Records for the exercise:

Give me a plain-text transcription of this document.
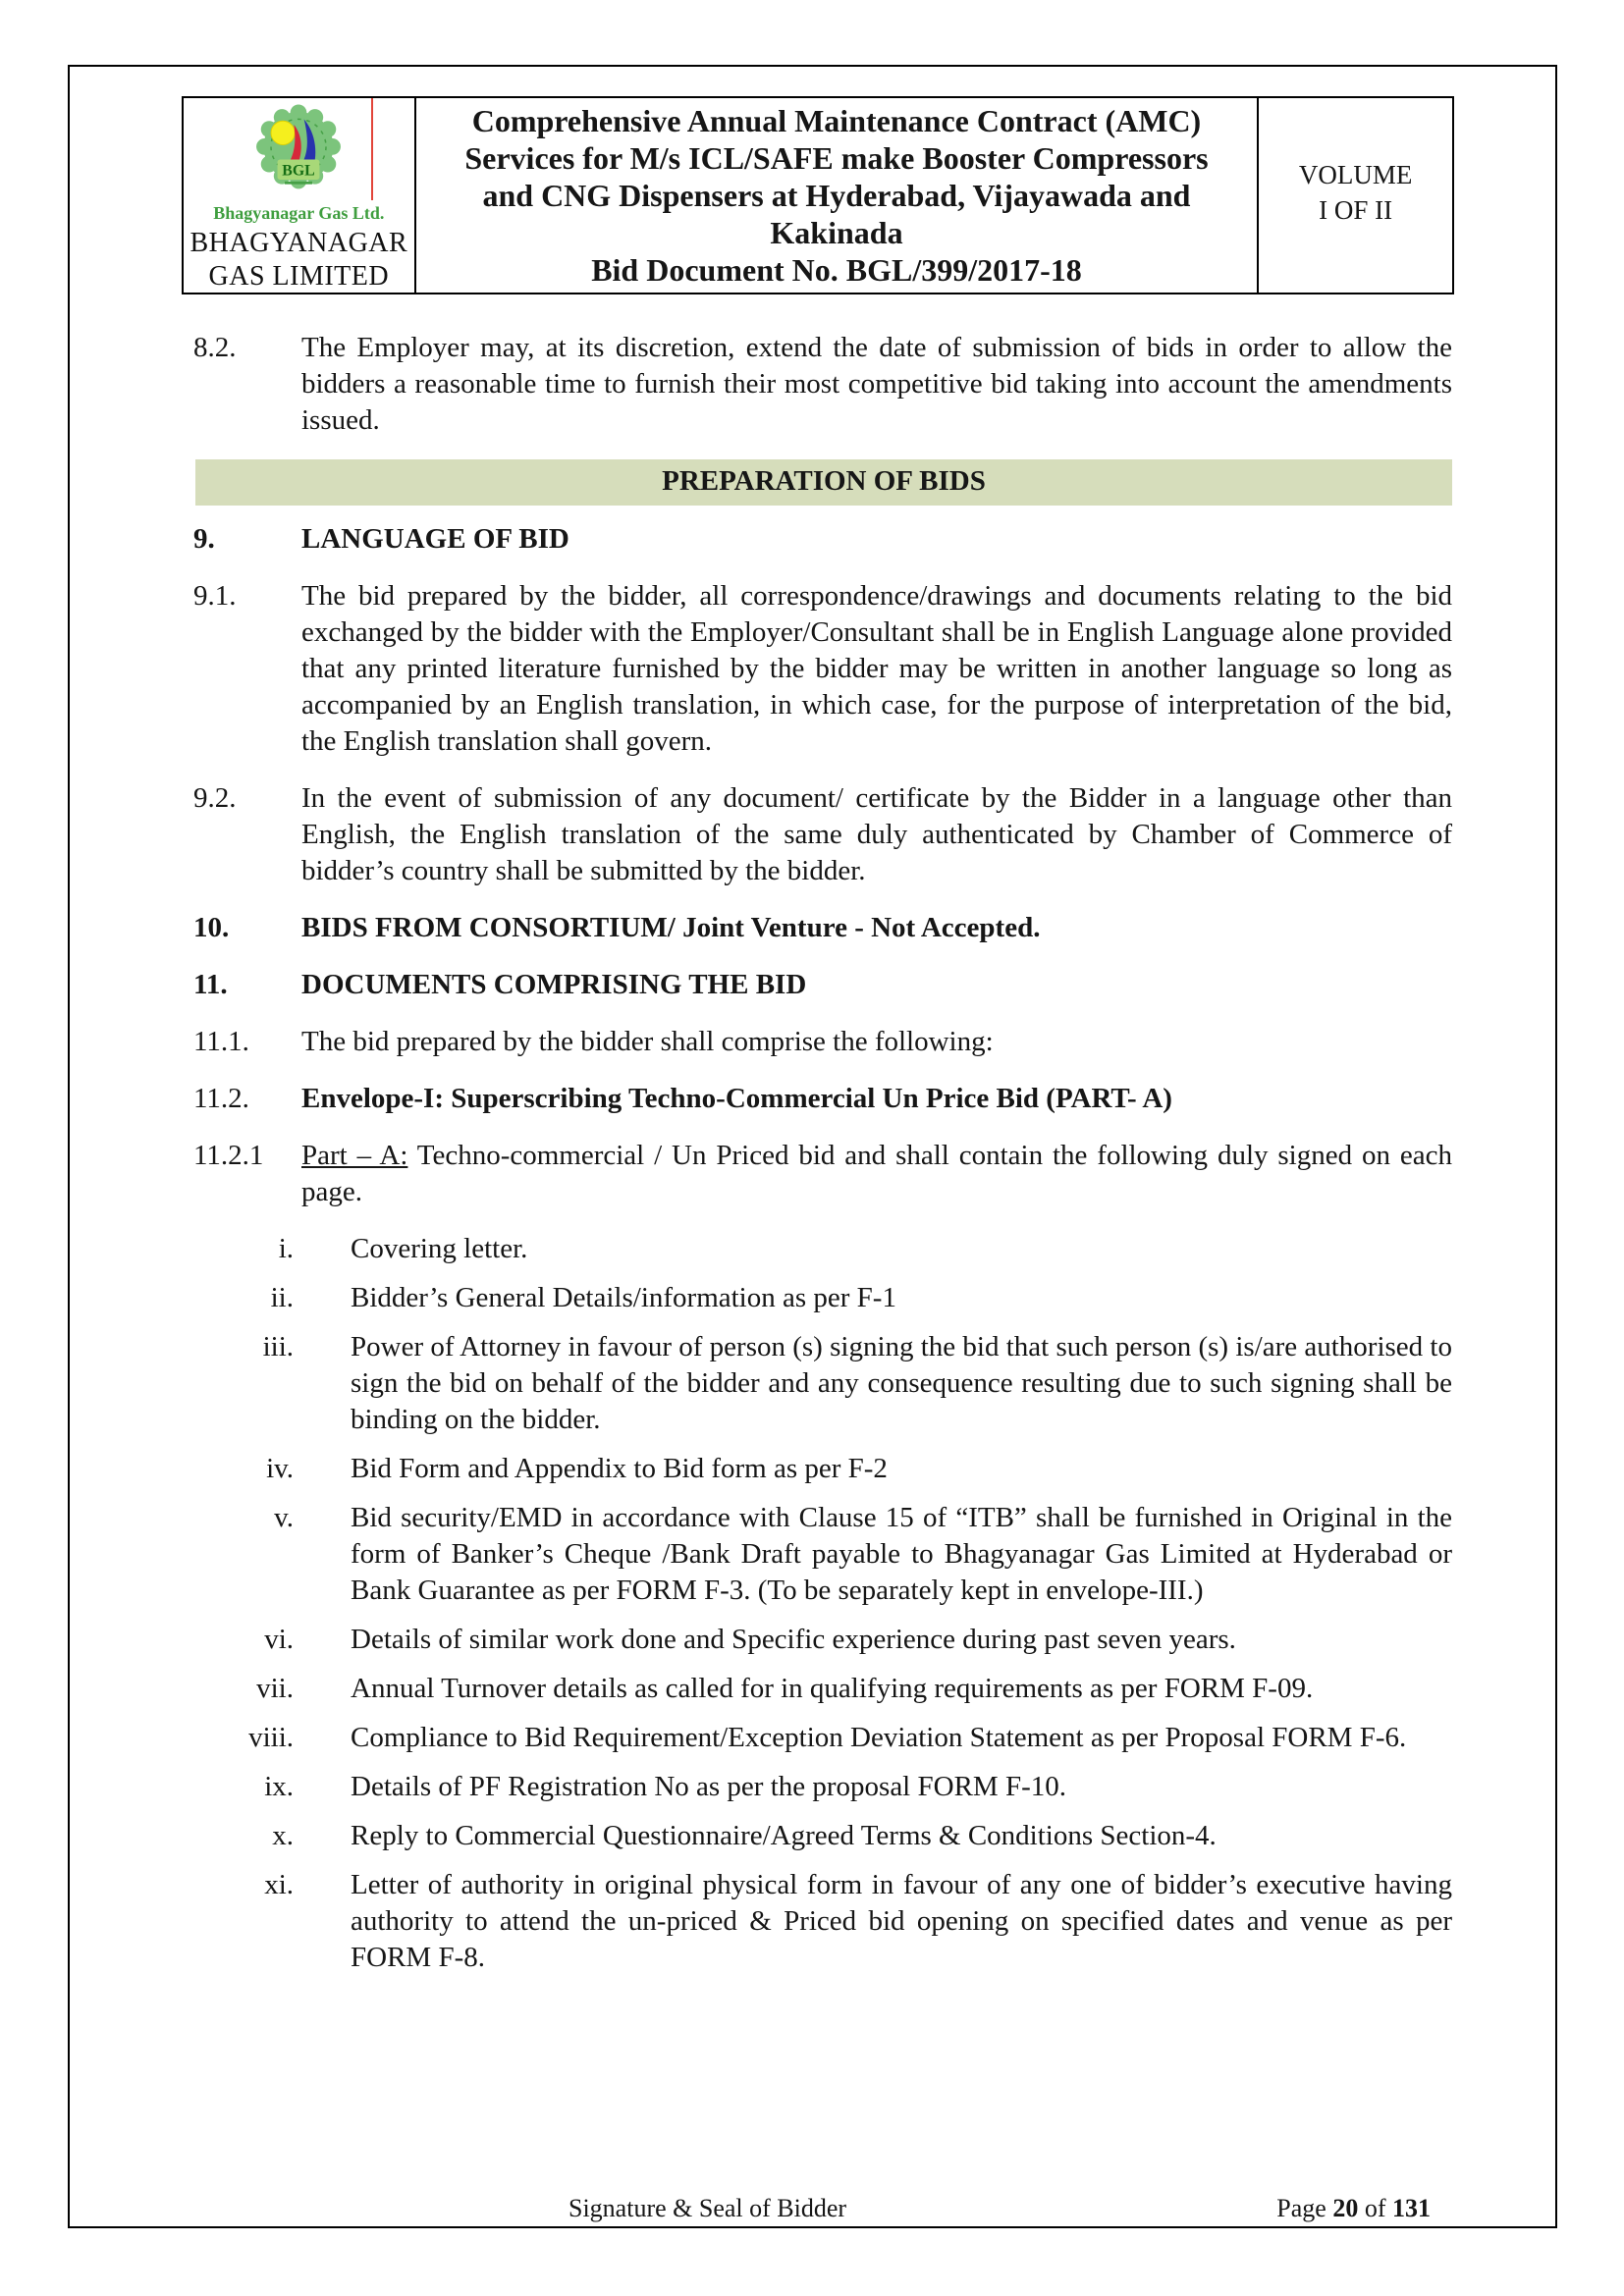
BGL
Bhagyanagar Gas Ltd.
BHAGYANAGAR
GAS LIMITED
Comprehensive Annual Maintenance Contract (AMC)
Services for M/s ICL/SAFE make Booster Compressors
and CNG Dispensers at Hyderabad, Vijayawada and
Kakinada
Bid Document No. BGL/399/2017-18
VOLUME
I OF II
8.2.	The Employer may, at its discretion, extend the date of submission of bids in order to allow the bidders a reasonable time to furnish their most competitive bid taking into account the amendments issued.
PREPARATION OF BIDS
9.	LANGUAGE OF BID
9.1.	The bid prepared by the bidder, all correspondence/drawings and documents relating to the bid exchanged by the bidder with the Employer/Consultant shall be in English Language alone provided that any printed literature furnished by the bidder may be written in another language so long as accompanied by an English translation, in which case, for the purpose of interpretation of the bid, the English translation shall govern.
9.2.	In the event of submission of any document/ certificate by the Bidder in a language other than English, the English translation of the same duly authenticated by Chamber of Commerce of bidder’s country shall be submitted by the bidder.
10.	BIDS FROM CONSORTIUM/ Joint Venture - Not Accepted.
11.	DOCUMENTS COMPRISING THE BID
11.1.	The bid prepared by the bidder shall comprise the following:
11.2.	Envelope-I: Superscribing Techno-Commercial Un Price Bid (PART- A)
11.2.1	Part – A: Techno-commercial / Un Priced bid and shall contain the following duly signed on each page.
i. Covering letter.
ii. Bidder’s General Details/information as per F-1
iii. Power of Attorney in favour of person (s) signing the bid that such person (s) is/are authorised to sign the bid on behalf of the bidder and any consequence resulting due to such signing shall be binding on the bidder.
iv. Bid Form and Appendix to Bid form as per F-2
v. Bid security/EMD in accordance with Clause 15 of “ITB” shall be furnished in Original in the form of Banker’s Cheque /Bank Draft payable to Bhagyanagar Gas Limited at Hyderabad or Bank Guarantee as per FORM F-3. (To be separately kept in envelope-III.)
vi. Details of similar work done and Specific experience during past seven years.
vii. Annual Turnover details as called for in qualifying requirements as per FORM F-09.
viii. Compliance to Bid Requirement/Exception Deviation Statement as per Proposal FORM F-6.
ix. Details of PF Registration No as per the proposal FORM F-10.
x. Reply to Commercial Questionnaire/Agreed Terms & Conditions Section-4.
xi. Letter of authority in original physical form in favour of any one of bidder’s executive having authority to attend the un-priced & Priced bid opening on specified dates and venue as per FORM F-8.
Signature & Seal of Bidder	Page 20 of 131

Direction: Search the records for the string "Techno" and return every line in which it occurs.

The solution:
11.2.	Envelope-I: Superscribing Techno-Commercial Un Price Bid (PART- A)
11.2.1	Part – A: Techno-commercial / Un Priced bid and shall contain the following duly signed on each page.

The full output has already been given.